### [Work instructions]
(a) In the forum thread on YA fiction below, since which generation does the last poster believe Americans have become more coddled?
(b) Carry the forum thread on YA fiction forward from its final post.
# START OF Excerpted text
Reminder that the push in the last few decades for YA fiction has nothing to do with readers and everything to do with a dying industry. Its the marketers last hail Mary to get whatever is left of this dying hobby to cling so some surface level addictive writing like fantasy or sci fi. Thats why the new Yorker pushed Cat Pearson so hard. Its also why movie upon movie, which everyone knows beforehand is heavy handed dribble gets released and eaten up. Its the final climactic yawp of a suffering franchise. Dont hate the change. Embrace it. Eat mcdonalds.

>> No.16373535

i fucking love mcdonalds

>> No.16373538

>>16373535
Cheers brother

>> No.16373574

I think it does have to do at least partly with the readers. I believe that since the Boomer generation Americans (and perhaps all westerners) have become more coddled. This has caused a sort of mental stagnation that would make YA more attractive to older people because mentally, they are still young.
# END OF Excerpted text
# START OF Dataset content
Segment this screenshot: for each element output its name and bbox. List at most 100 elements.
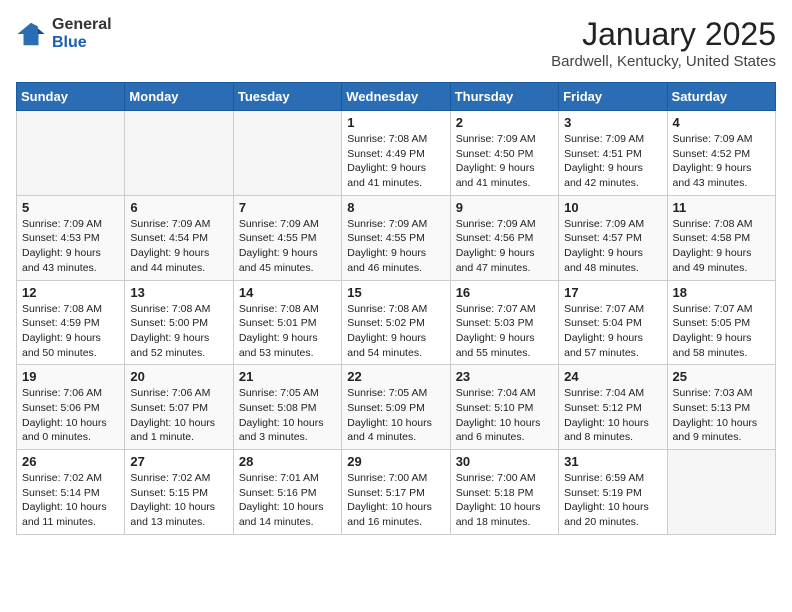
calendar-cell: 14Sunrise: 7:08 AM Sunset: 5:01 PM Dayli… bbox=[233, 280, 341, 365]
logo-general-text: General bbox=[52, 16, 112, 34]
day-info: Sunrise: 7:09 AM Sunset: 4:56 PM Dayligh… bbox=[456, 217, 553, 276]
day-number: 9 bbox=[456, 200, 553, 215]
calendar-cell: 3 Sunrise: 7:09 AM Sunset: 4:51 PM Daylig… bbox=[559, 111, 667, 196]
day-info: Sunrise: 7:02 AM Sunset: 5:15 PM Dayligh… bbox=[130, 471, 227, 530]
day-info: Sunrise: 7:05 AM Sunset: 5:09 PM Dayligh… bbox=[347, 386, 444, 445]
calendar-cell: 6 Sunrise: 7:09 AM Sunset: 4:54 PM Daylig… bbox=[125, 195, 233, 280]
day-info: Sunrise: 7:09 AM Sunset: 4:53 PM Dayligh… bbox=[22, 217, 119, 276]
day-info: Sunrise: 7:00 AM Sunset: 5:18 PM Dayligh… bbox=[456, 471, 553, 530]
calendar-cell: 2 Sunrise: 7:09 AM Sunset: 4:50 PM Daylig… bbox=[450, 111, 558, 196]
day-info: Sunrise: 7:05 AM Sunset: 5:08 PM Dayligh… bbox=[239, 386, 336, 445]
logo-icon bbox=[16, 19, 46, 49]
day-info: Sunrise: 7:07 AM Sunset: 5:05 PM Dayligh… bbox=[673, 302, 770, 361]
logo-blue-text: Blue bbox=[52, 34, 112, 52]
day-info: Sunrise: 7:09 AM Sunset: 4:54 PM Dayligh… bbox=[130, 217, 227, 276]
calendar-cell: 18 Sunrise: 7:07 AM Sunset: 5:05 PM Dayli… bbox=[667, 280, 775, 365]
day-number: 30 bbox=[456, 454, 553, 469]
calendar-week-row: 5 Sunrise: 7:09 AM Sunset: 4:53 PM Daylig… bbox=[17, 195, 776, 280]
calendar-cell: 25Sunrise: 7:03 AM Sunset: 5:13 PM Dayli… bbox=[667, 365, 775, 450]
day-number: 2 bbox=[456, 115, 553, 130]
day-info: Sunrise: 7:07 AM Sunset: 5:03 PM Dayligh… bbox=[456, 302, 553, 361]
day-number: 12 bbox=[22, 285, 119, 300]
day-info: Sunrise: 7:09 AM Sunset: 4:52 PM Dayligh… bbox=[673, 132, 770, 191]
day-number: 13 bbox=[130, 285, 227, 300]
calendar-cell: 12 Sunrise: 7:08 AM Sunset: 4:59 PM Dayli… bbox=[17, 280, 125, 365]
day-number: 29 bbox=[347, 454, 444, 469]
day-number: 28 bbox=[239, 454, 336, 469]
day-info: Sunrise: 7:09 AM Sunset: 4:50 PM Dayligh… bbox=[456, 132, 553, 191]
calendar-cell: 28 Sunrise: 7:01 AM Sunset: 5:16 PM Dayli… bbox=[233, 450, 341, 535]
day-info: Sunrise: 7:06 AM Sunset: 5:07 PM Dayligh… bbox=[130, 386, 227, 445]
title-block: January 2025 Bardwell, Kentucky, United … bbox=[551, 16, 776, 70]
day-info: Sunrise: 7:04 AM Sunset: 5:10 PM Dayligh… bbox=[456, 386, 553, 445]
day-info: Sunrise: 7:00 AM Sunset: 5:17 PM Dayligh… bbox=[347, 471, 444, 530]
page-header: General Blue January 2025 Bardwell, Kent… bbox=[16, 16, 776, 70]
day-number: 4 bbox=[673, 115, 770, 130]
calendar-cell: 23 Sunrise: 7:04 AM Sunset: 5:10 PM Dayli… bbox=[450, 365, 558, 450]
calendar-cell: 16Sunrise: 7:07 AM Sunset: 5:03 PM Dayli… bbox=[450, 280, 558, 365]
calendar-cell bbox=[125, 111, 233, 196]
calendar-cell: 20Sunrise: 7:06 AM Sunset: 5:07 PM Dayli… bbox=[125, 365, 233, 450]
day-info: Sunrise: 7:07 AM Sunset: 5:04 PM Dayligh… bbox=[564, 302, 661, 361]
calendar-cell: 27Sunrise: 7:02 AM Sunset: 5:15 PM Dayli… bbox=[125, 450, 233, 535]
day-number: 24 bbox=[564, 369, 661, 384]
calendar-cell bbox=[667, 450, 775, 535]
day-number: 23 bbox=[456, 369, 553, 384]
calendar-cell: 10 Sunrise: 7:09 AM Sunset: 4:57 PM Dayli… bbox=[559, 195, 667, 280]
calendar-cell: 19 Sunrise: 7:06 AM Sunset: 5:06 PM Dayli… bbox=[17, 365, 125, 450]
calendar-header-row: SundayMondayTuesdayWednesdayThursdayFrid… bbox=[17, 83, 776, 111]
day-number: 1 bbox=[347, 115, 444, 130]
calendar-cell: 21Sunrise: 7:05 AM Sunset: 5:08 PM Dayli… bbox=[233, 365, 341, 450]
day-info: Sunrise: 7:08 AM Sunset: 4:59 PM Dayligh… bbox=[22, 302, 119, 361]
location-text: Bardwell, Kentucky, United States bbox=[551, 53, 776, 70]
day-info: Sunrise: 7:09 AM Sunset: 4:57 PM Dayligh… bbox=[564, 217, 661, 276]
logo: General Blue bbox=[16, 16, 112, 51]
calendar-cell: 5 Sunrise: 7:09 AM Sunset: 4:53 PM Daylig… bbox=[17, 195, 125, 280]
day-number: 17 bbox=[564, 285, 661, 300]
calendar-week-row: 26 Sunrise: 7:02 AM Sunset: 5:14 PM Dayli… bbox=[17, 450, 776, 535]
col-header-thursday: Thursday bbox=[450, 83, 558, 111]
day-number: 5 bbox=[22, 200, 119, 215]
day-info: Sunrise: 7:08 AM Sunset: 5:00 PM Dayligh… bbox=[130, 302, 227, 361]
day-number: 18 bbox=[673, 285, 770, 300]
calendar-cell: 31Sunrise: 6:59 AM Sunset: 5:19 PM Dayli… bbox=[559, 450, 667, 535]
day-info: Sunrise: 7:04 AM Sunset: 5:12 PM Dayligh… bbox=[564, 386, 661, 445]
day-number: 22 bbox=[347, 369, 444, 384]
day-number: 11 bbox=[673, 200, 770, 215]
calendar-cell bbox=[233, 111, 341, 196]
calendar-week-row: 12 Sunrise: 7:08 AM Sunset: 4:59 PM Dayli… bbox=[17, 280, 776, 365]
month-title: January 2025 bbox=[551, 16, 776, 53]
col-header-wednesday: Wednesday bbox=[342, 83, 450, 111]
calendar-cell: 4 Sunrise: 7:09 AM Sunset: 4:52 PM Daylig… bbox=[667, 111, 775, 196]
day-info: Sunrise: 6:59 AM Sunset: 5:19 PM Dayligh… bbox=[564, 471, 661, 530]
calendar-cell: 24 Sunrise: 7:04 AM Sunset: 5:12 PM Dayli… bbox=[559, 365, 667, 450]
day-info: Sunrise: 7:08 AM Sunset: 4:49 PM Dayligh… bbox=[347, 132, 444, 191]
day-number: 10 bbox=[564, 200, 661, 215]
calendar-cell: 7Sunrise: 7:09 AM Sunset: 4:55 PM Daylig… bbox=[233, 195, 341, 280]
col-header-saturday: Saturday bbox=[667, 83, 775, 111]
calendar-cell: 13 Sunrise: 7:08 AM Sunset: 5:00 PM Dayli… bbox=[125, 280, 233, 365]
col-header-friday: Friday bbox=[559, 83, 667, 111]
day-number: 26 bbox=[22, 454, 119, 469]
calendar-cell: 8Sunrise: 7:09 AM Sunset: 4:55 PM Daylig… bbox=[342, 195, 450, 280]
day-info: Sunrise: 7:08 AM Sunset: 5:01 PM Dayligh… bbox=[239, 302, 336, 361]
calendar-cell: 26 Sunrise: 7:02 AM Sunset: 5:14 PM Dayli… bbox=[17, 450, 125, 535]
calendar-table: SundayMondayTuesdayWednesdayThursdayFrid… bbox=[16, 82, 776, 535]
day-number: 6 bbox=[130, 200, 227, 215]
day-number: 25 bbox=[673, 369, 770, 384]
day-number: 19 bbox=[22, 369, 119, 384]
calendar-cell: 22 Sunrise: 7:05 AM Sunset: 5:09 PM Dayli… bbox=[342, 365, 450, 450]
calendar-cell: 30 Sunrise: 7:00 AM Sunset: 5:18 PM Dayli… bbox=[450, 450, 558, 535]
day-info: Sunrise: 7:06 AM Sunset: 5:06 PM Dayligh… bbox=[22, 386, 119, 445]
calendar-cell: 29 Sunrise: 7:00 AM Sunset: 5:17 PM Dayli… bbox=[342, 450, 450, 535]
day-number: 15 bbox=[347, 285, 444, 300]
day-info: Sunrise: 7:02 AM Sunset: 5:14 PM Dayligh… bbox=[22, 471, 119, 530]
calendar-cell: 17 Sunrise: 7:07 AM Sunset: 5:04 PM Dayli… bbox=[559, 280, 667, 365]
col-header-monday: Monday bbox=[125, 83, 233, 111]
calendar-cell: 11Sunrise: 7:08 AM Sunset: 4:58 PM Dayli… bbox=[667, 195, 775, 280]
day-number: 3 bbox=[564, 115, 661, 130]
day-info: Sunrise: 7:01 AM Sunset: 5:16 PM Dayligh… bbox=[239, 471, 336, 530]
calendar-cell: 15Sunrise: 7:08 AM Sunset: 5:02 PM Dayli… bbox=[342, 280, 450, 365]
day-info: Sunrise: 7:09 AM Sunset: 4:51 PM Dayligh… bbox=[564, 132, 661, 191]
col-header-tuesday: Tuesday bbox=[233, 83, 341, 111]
# END OF Dataset content
### [Results for each task]
(a) Since the Boomer generation.

(b)
>> No.16373622

>>16373527
1. Television took over the medium of exchange from the written word for Americans over the past hundred years.
2. Entertainment became passive and easier to consume.
3. The barrier to entry for media creation has severely decreased, anything from hand held cameras to word processors
4. In reaction to an influx of content, media corporations consolidated, both in mergers after deregulation in the 90s, and in what content they released.
5. In reaction to the idea of a "block buster" in the 80s, all media expectations have been dramatically risen due to corporate greed and the ability to get away with it.
6. This rise in expectation has led to more "safe bets" be it sequel films or YA due to an audience who grew up and were education by television (see 1.)
7. The internet has made accessing movies, television, music, and literature far easier than it ever has been.
8. Marketing budgets continue to skyrocket as ease of access to content has developed.
9. Corporations continue to place the majority of their budgets on "safe bets" and even more on the marketing of them.
10. Communities that allow non corporate interests are flooded and inundated with submissions from "content creators"
11. These communities are co-opted by corporate interests who then place their big budget content at the forefront.
12. The majority of the consumer base has now been alive long enough during this period of visual stimulation that their norm is the consumption of what is provided by these interests.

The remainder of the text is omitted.